### What the task asks
Each entry must be given again exactly; images do not belong in the copy.

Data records

++++++++++++++++++++

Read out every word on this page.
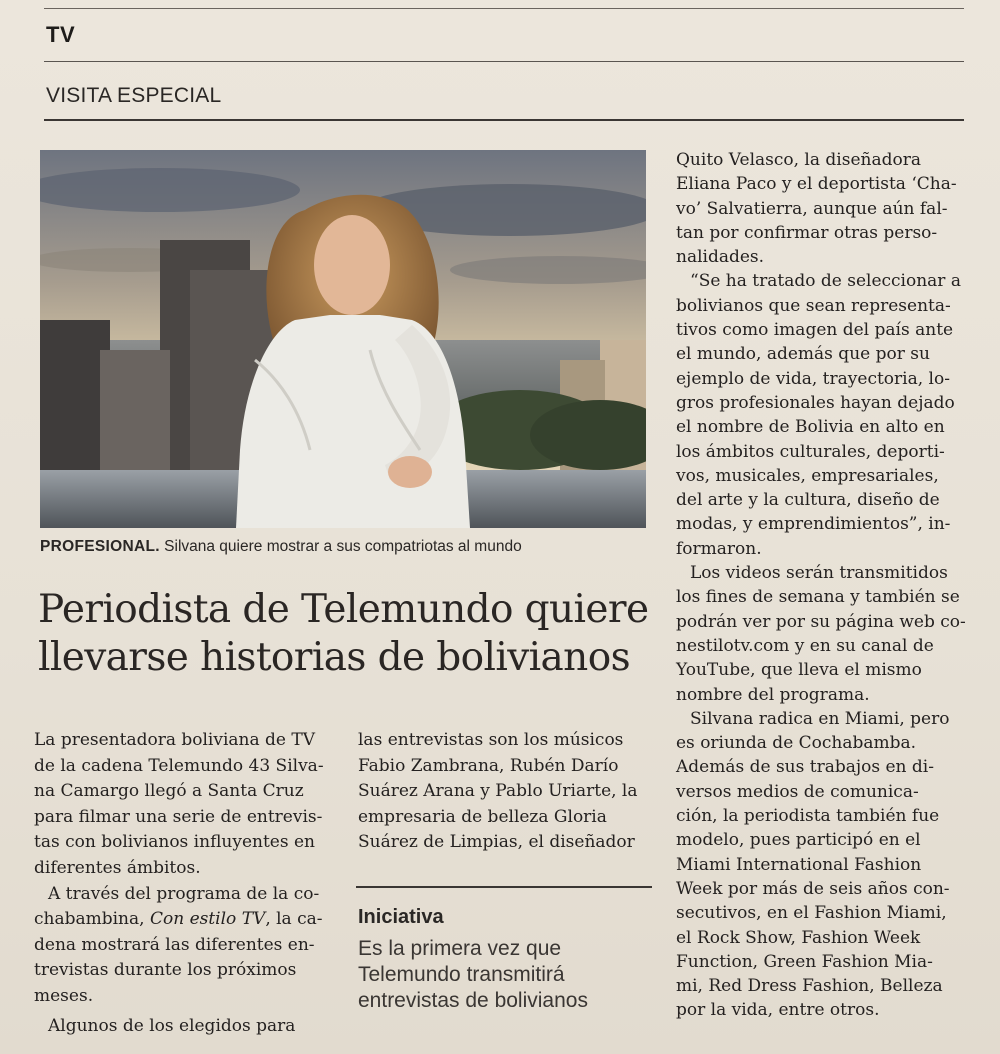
TV
VISITA ESPECIAL
PROFESIONAL. Silvana quiere mostrar a sus compatriotas al mundo
Periodista de Telemundo quiere
llevarse historias de bolivianos
La presentadora boliviana de TV
de la cadena Telemundo 43 Silva-
na Camargo llegó a Santa Cruz
para filmar una serie de entrevis-
tas con bolivianos influyentes en
diferentes ámbitos.
A través del programa de la co-
chabambina, Con estilo TV, la ca-
dena mostrará las diferentes en-
trevistas durante los próximos
meses.
Algunos de los elegidos para
las entrevistas son los músicos
Fabio Zambrana, Rubén Darío
Suárez Arana y Pablo Uriarte, la
empresaria de belleza Gloria
Suárez de Limpias, el diseñador
Iniciativa
Es la primera vez que
Telemundo transmitirá
entrevistas de bolivianos
Quito Velasco, la diseñadora
Eliana Paco y el deportista ‘Cha-
vo’ Salvatierra, aunque aún fal-
tan por confirmar otras perso-
nalidades.
“Se ha tratado de seleccionar a
bolivianos que sean representa-
tivos como imagen del país ante
el mundo, además que por su
ejemplo de vida, trayectoria, lo-
gros profesionales hayan dejado
el nombre de Bolivia en alto en
los ámbitos culturales, deporti-
vos, musicales, empresariales,
del arte y la cultura, diseño de
modas, y emprendimientos”, in-
formaron.
Los videos serán transmitidos
los fines de semana y también se
podrán ver por su página web co-
nestilotv.com y en su canal de
YouTube, que lleva el mismo
nombre del programa.
Silvana radica en Miami, pero
es oriunda de Cochabamba.
Además de sus trabajos en di-
versos medios de comunica-
ción, la periodista también fue
modelo, pues participó en el
Miami International Fashion
Week por más de seis años con-
secutivos, en el Fashion Miami,
el Rock Show, Fashion Week
Function, Green Fashion Mia-
mi, Red Dress Fashion, Belleza
por la vida, entre otros.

++++++++++++++++++++

### Result of this exercise
Read out every word on this page.
TV
VISITA ESPECIAL
PROFESIONAL. Silvana quiere mostrar a sus compatriotas al mundo
Periodista de Telemundo quiere
llevarse historias de bolivianos
La presentadora boliviana de TV
de la cadena Telemundo 43 Silva-
na Camargo llegó a Santa Cruz
para filmar una serie de entrevis-
tas con bolivianos influyentes en
diferentes ámbitos.
A través del programa de la co-
chabambina, Con estilo TV, la ca-
dena mostrará las diferentes en-
trevistas durante los próximos
meses.
Algunos de los elegidos para
las entrevistas son los músicos
Fabio Zambrana, Rubén Darío
Suárez Arana y Pablo Uriarte, la
empresaria de belleza Gloria
Suárez de Limpias, el diseñador
Iniciativa
Es la primera vez que
Telemundo transmitirá
entrevistas de bolivianos
Quito Velasco, la diseñadora
Eliana Paco y el deportista ‘Cha-
vo’ Salvatierra, aunque aún fal-
tan por confirmar otras perso-
nalidades.
“Se ha tratado de seleccionar a
bolivianos que sean representa-
tivos como imagen del país ante
el mundo, además que por su
ejemplo de vida, trayectoria, lo-
gros profesionales hayan dejado
el nombre de Bolivia en alto en
los ámbitos culturales, deporti-
vos, musicales, empresariales,
del arte y la cultura, diseño de
modas, y emprendimientos”, in-
formaron.
Los videos serán transmitidos
los fines de semana y también se
podrán ver por su página web co-
nestilotv.com y en su canal de
YouTube, que lleva el mismo
nombre del programa.
Silvana radica en Miami, pero
es oriunda de Cochabamba.
Además de sus trabajos en di-
versos medios de comunica-
ción, la periodista también fue
modelo, pues participó en el
Miami International Fashion
Week por más de seis años con-
secutivos, en el Fashion Miami,
el Rock Show, Fashion Week
Function, Green Fashion Mia-
mi, Red Dress Fashion, Belleza
por la vida, entre otros.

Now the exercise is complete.